Reproduce all the entries exactly and keep the pictures out.
'''
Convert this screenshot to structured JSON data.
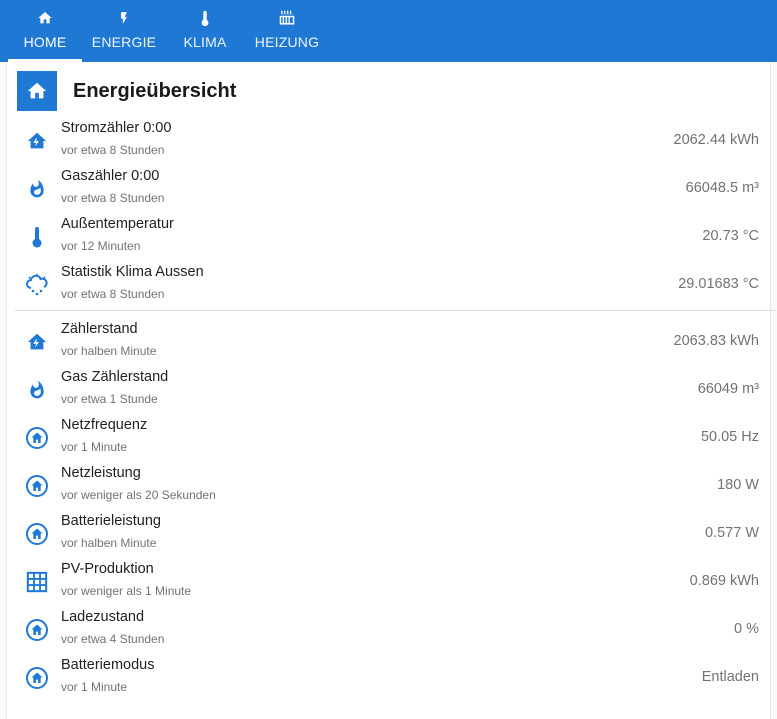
{
  "colors": {
    "accent": "#1e78d4",
    "tab_text": "#ffffff",
    "secondary_text": "#727272"
  },
  "tabs": [
    {
      "label": "HOME",
      "icon": "home-icon",
      "active": true
    },
    {
      "label": "ENERGIE",
      "icon": "lightning-icon",
      "active": false
    },
    {
      "label": "KLIMA",
      "icon": "thermometer-icon",
      "active": false
    },
    {
      "label": "HEIZUNG",
      "icon": "radiator-icon",
      "active": false
    }
  ],
  "card": {
    "title": "Energieübersicht",
    "icon": "home-icon",
    "group1": [
      {
        "name": "Stromzähler 0:00",
        "time": "vor etwa 8 Stunden",
        "value": "2062.44 kWh",
        "icon": "home-lightning-icon"
      },
      {
        "name": "Gaszähler 0:00",
        "time": "vor etwa 8 Stunden",
        "value": "66048.5 m³",
        "icon": "fire-icon"
      },
      {
        "name": "Außentemperatur",
        "time": "vor 12 Minuten",
        "value": "20.73 °C",
        "icon": "thermometer-icon"
      },
      {
        "name": "Statistik Klima Aussen",
        "time": "vor etwa 8 Stunden",
        "value": "29.01683 °C",
        "icon": "weather-snowy-icon"
      }
    ],
    "group2": [
      {
        "name": "Zählerstand",
        "time": "vor halben Minute",
        "value": "2063.83 kWh",
        "icon": "home-lightning-icon"
      },
      {
        "name": "Gas Zählerstand",
        "time": "vor etwa 1 Stunde",
        "value": "66049 m³",
        "icon": "fire-icon"
      },
      {
        "name": "Netzfrequenz",
        "time": "vor 1 Minute",
        "value": "50.05 Hz",
        "icon": "home-circle-icon"
      },
      {
        "name": "Netzleistung",
        "time": "vor weniger als 20 Sekunden",
        "value": "180 W",
        "icon": "home-circle-icon"
      },
      {
        "name": "Batterieleistung",
        "time": "vor halben Minute",
        "value": "0.577 W",
        "icon": "home-circle-icon"
      },
      {
        "name": "PV-Produktion",
        "time": "vor weniger als 1 Minute",
        "value": "0.869 kWh",
        "icon": "solar-panel-icon"
      },
      {
        "name": "Ladezustand",
        "time": "vor etwa 4 Stunden",
        "value": "0 %",
        "icon": "home-circle-icon"
      },
      {
        "name": "Batteriemodus",
        "time": "vor 1 Minute",
        "value": "Entladen",
        "icon": "home-circle-icon"
      }
    ]
  }
}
'''
[COMPLETED EXERCISE]
Convert this screenshot to structured JSON data.
{
  "colors": {
    "accent": "#1e78d4",
    "tab_text": "#ffffff",
    "secondary_text": "#727272"
  },
  "tabs": [
    {
      "label": "HOME",
      "icon": "home-icon",
      "active": true
    },
    {
      "label": "ENERGIE",
      "icon": "lightning-icon",
      "active": false
    },
    {
      "label": "KLIMA",
      "icon": "thermometer-icon",
      "active": false
    },
    {
      "label": "HEIZUNG",
      "icon": "radiator-icon",
      "active": false
    }
  ],
  "card": {
    "title": "Energieübersicht",
    "icon": "home-icon",
    "group1": [
      {
        "name": "Stromzähler 0:00",
        "time": "vor etwa 8 Stunden",
        "value": "2062.44 kWh",
        "icon": "home-lightning-icon"
      },
      {
        "name": "Gaszähler 0:00",
        "time": "vor etwa 8 Stunden",
        "value": "66048.5 m³",
        "icon": "fire-icon"
      },
      {
        "name": "Außentemperatur",
        "time": "vor 12 Minuten",
        "value": "20.73 °C",
        "icon": "thermometer-icon"
      },
      {
        "name": "Statistik Klima Aussen",
        "time": "vor etwa 8 Stunden",
        "value": "29.01683 °C",
        "icon": "weather-snowy-icon"
      }
    ],
    "group2": [
      {
        "name": "Zählerstand",
        "time": "vor halben Minute",
        "value": "2063.83 kWh",
        "icon": "home-lightning-icon"
      },
      {
        "name": "Gas Zählerstand",
        "time": "vor etwa 1 Stunde",
        "value": "66049 m³",
        "icon": "fire-icon"
      },
      {
        "name": "Netzfrequenz",
        "time": "vor 1 Minute",
        "value": "50.05 Hz",
        "icon": "home-circle-icon"
      },
      {
        "name": "Netzleistung",
        "time": "vor weniger als 20 Sekunden",
        "value": "180 W",
        "icon": "home-circle-icon"
      },
      {
        "name": "Batterieleistung",
        "time": "vor halben Minute",
        "value": "0.577 W",
        "icon": "home-circle-icon"
      },
      {
        "name": "PV-Produktion",
        "time": "vor weniger als 1 Minute",
        "value": "0.869 kWh",
        "icon": "solar-panel-icon"
      },
      {
        "name": "Ladezustand",
        "time": "vor etwa 4 Stunden",
        "value": "0 %",
        "icon": "home-circle-icon"
      },
      {
        "name": "Batteriemodus",
        "time": "vor 1 Minute",
        "value": "Entladen",
        "icon": "home-circle-icon"
      }
    ]
  }
}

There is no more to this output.